Supplied records:
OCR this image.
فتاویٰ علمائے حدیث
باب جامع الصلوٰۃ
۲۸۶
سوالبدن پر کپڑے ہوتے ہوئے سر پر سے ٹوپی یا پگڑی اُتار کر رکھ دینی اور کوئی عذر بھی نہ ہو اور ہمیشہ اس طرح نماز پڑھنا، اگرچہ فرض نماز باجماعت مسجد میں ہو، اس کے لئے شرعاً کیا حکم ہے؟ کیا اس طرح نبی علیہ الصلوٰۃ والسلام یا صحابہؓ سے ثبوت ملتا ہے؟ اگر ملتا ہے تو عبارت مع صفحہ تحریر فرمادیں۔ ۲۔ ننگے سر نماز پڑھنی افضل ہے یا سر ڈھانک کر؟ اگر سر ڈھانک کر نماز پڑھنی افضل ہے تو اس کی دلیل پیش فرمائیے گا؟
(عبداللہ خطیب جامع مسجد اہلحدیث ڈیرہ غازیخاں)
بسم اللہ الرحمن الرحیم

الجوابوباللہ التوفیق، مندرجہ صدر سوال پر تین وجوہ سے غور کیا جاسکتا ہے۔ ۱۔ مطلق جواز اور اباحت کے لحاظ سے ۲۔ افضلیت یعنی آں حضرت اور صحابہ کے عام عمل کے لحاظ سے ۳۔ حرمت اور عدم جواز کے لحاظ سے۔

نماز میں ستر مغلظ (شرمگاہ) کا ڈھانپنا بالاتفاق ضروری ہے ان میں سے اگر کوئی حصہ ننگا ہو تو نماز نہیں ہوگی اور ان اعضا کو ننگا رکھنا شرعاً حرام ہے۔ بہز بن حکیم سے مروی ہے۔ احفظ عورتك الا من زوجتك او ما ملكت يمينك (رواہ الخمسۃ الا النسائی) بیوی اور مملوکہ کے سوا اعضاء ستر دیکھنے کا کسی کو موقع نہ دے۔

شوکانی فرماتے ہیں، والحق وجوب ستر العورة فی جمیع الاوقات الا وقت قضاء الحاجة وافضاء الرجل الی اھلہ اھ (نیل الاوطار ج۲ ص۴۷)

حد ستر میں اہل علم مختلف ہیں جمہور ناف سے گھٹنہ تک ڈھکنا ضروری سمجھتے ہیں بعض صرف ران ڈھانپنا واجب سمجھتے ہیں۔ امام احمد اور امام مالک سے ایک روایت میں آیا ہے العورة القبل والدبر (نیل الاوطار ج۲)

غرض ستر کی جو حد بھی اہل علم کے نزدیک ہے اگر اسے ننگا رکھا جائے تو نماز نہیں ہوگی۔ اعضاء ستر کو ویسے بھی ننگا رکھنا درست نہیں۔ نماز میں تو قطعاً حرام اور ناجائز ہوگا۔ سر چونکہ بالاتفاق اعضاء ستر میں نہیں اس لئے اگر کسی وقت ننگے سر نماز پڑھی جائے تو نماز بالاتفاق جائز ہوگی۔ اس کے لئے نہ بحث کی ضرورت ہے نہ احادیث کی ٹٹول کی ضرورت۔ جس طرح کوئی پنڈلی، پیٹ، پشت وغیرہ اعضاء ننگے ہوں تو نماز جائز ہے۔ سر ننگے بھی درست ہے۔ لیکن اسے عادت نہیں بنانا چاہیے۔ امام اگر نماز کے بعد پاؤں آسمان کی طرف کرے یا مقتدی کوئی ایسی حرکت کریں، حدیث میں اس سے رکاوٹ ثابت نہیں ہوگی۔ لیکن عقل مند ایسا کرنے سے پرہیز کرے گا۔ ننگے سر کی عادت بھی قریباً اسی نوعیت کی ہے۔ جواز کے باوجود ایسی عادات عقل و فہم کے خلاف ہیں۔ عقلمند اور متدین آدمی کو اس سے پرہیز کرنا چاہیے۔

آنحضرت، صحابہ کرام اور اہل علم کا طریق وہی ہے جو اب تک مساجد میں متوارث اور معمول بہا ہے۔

Set task: Repeat all the entries exactly as given.

Reply to the exercise:
OCR this image.
فتاویٰ علمائے حدیث
باب جامع الصلوٰۃ
۲۸۶
سوالبدن پر کپڑے ہوتے ہوئے سر پر سے ٹوپی یا پگڑی اُتار کر رکھ دینی اور کوئی عذر بھی نہ ہو اور ہمیشہ اس طرح نماز پڑھنا، اگرچہ فرض نماز باجماعت مسجد میں ہو، اس کے لئے شرعاً کیا حکم ہے؟ کیا اس طرح نبی علیہ الصلوٰۃ والسلام یا صحابہؓ سے ثبوت ملتا ہے؟ اگر ملتا ہے تو عبارت مع صفحہ تحریر فرمادیں۔ ۲۔ ننگے سر نماز پڑھنی افضل ہے یا سر ڈھانک کر؟ اگر سر ڈھانک کر نماز پڑھنی افضل ہے تو اس کی دلیل پیش فرمائیے گا؟
(عبداللہ خطیب جامع مسجد اہلحدیث ڈیرہ غازیخاں)
بسم اللہ الرحمن الرحیم

الجوابوباللہ التوفیق، مندرجہ صدر سوال پر تین وجوہ سے غور کیا جاسکتا ہے۔ ۱۔ مطلق جواز اور اباحت کے لحاظ سے ۲۔ افضلیت یعنی آں حضرت اور صحابہ کے عام عمل کے لحاظ سے ۳۔ حرمت اور عدم جواز کے لحاظ سے۔

نماز میں ستر مغلظ (شرمگاہ) کا ڈھانپنا بالاتفاق ضروری ہے ان میں سے اگر کوئی حصہ ننگا ہو تو نماز نہیں ہوگی اور ان اعضا کو ننگا رکھنا شرعاً حرام ہے۔ بہز بن حکیم سے مروی ہے۔ احفظ عورتك الا من زوجتك او ما ملكت يمينك (رواہ الخمسۃ الا النسائی) بیوی اور مملوکہ کے سوا اعضاء ستر دیکھنے کا کسی کو موقع نہ دے۔

شوکانی فرماتے ہیں، والحق وجوب ستر العورة فی جمیع الاوقات الا وقت قضاء الحاجة وافضاء الرجل الی اھلہ اھ (نیل الاوطار ج۲ ص۴۷)

حد ستر میں اہل علم مختلف ہیں جمہور ناف سے گھٹنہ تک ڈھکنا ضروری سمجھتے ہیں بعض صرف ران ڈھانپنا واجب سمجھتے ہیں۔ امام احمد اور امام مالک سے ایک روایت میں آیا ہے العورة القبل والدبر (نیل الاوطار ج۲)

غرض ستر کی جو حد بھی اہل علم کے نزدیک ہے اگر اسے ننگا رکھا جائے تو نماز نہیں ہوگی۔ اعضاء ستر کو ویسے بھی ننگا رکھنا درست نہیں۔ نماز میں تو قطعاً حرام اور ناجائز ہوگا۔ سر چونکہ بالاتفاق اعضاء ستر میں نہیں اس لئے اگر کسی وقت ننگے سر نماز پڑھی جائے تو نماز بالاتفاق جائز ہوگی۔ اس کے لئے نہ بحث کی ضرورت ہے نہ احادیث کی ٹٹول کی ضرورت۔ جس طرح کوئی پنڈلی، پیٹ، پشت وغیرہ اعضاء ننگے ہوں تو نماز جائز ہے۔ سر ننگے بھی درست ہے۔ لیکن اسے عادت نہیں بنانا چاہیے۔ امام اگر نماز کے بعد پاؤں آسمان کی طرف کرے یا مقتدی کوئی ایسی حرکت کریں، حدیث میں اس سے رکاوٹ ثابت نہیں ہوگی۔ لیکن عقل مند ایسا کرنے سے پرہیز کرے گا۔ ننگے سر کی عادت بھی قریباً اسی نوعیت کی ہے۔ جواز کے باوجود ایسی عادات عقل و فہم کے خلاف ہیں۔ عقلمند اور متدین آدمی کو اس سے پرہیز کرنا چاہیے۔

آنحضرت، صحابہ کرام اور اہل علم کا طریق وہی ہے جو اب تک مساجد میں متوارث اور معمول بہا ہے۔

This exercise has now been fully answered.